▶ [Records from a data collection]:
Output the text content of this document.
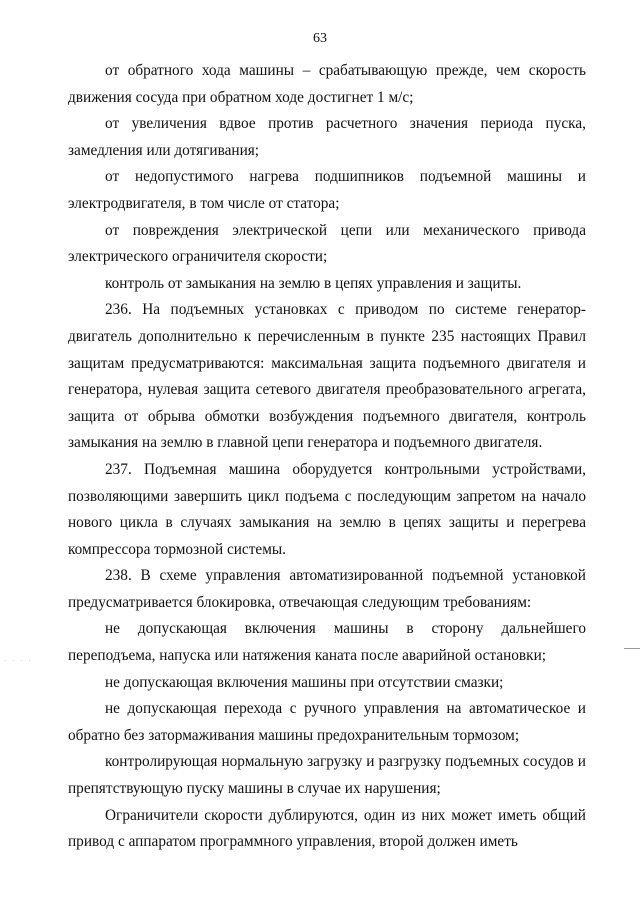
63

от обратного хода машины – срабатывающую прежде, чем скорость движения сосуда при обратном ходе достигнет 1 м/с;

от увеличения вдвое против расчетного значения периода пуска, замедления или дотягивания;

от недопустимого нагрева подшипников подъемной машины и электродвигателя, в том числе от статора;

от повреждения электрической цепи или механического привода электрического ограничителя скорости;

контроль от замыкания на землю в цепях управления и защиты.

236. На подъемных установках с приводом по системе генератор-двигатель дополнительно к перечисленным в пункте 235 настоящих Правил защитам предусматриваются: максимальная защита подъемного двигателя и генератора, нулевая защита сетевого двигателя преобразовательного агрегата, защита от обрыва обмотки возбуждения подъемного двигателя, контроль замыкания на землю в главной цепи генератора и подъемного двигателя.

237. Подъемная машина оборудуется контрольными устройствами, позволяющими завершить цикл подъема с последующим запретом на начало нового цикла в случаях замыкания на землю в цепях защиты и перегрева компрессора тормозной системы.

238. В схеме управления автоматизированной подъемной установкой предусматривается блокировка, отвечающая следующим требованиям:

не допускающая включения машины в сторону дальнейшего переподъема, напуска или натяжения каната после аварийной остановки;

не допускающая включения машины при отсутствии смазки;

не допускающая перехода с ручного управления на автоматическое и обратно без затормаживания машины предохранительным тормозом;

контролирующая нормальную загрузку и разгрузку подъемных сосудов и препятствующую пуску машины в случае их нарушения;

Ограничители скорости дублируются, один из них может иметь общий привод с аппаратом программного управления, второй должен иметь

· · · ·
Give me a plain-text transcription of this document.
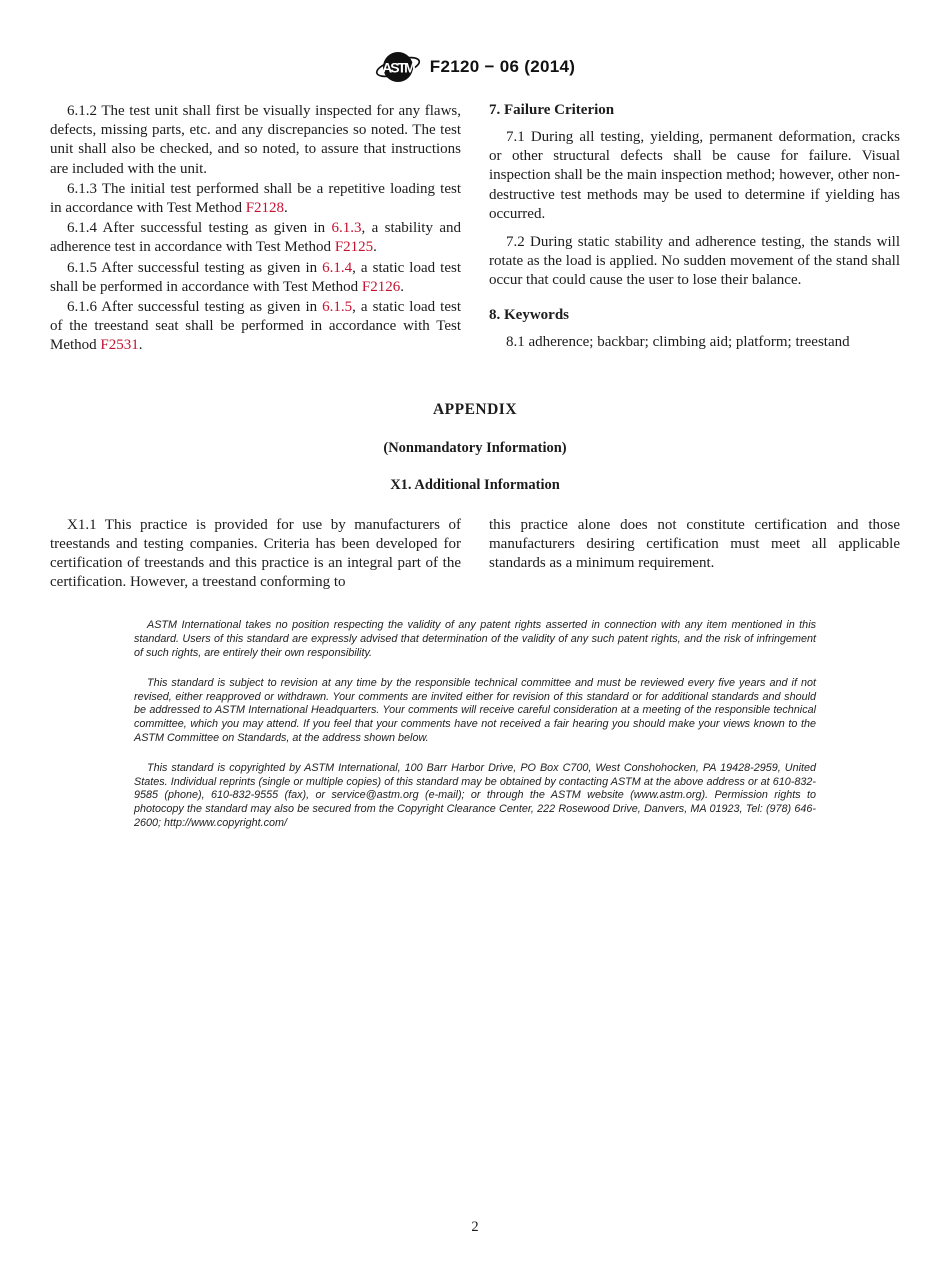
ASTM F2120 − 06 (2014)

6.1.2 The test unit shall first be visually inspected for any flaws, defects, missing parts, etc. and any discrepancies so noted. The test unit shall also be checked, and so noted, to assure that instructions are included with the unit.

6.1.3 The initial test performed shall be a repetitive loading test in accordance with Test Method F2128.

6.1.4 After successful testing as given in 6.1.3, a stability and adherence test in accordance with Test Method F2125.

6.1.5 After successful testing as given in 6.1.4, a static load test shall be performed in accordance with Test Method F2126.

6.1.6 After successful testing as given in 6.1.5, a static load test of the treestand seat shall be performed in accordance with Test Method F2531.

7. Failure Criterion

7.1 During all testing, yielding, permanent deformation, cracks or other structural defects shall be cause for failure. Visual inspection shall be the main inspection method; however, other non-destructive test methods may be used to determine if yielding has occurred.

7.2 During static stability and adherence testing, the stands will rotate as the load is applied. No sudden movement of the stand shall occur that could cause the user to lose their balance.

8. Keywords

8.1 adherence; backbar; climbing aid; platform; treestand

APPENDIX
(Nonmandatory Information)
X1. Additional Information

X1.1 This practice is provided for use by manufacturers of treestands and testing companies. Criteria has been developed for certification of treestands and this practice is an integral part of the certification. However, a treestand conforming to

this practice alone does not constitute certification and those manufacturers desiring certification must meet all applicable standards as a minimum requirement.

ASTM International takes no position respecting the validity of any patent rights asserted in connection with any item mentioned in this standard. Users of this standard are expressly advised that determination of the validity of any such patent rights, and the risk of infringement of such rights, are entirely their own responsibility.

This standard is subject to revision at any time by the responsible technical committee and must be reviewed every five years and if not revised, either reapproved or withdrawn. Your comments are invited either for revision of this standard or for additional standards and should be addressed to ASTM International Headquarters. Your comments will receive careful consideration at a meeting of the responsible technical committee, which you may attend. If you feel that your comments have not received a fair hearing you should make your views known to the ASTM Committee on Standards, at the address shown below.

This standard is copyrighted by ASTM International, 100 Barr Harbor Drive, PO Box C700, West Conshohocken, PA 19428-2959, United States. Individual reprints (single or multiple copies) of this standard may be obtained by contacting ASTM at the above address or at 610-832-9585 (phone), 610-832-9555 (fax), or service@astm.org (e-mail); or through the ASTM website (www.astm.org). Permission rights to photocopy the standard may also be secured from the Copyright Clearance Center, 222 Rosewood Drive, Danvers, MA 01923, Tel: (978) 646-2600; http://www.copyright.com/

2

▶ [Required task]: Identify and copy all lines with the word "text".

▶ [Right answer]:
Output the text content of this document.
Give me a plain-text transcription of this document.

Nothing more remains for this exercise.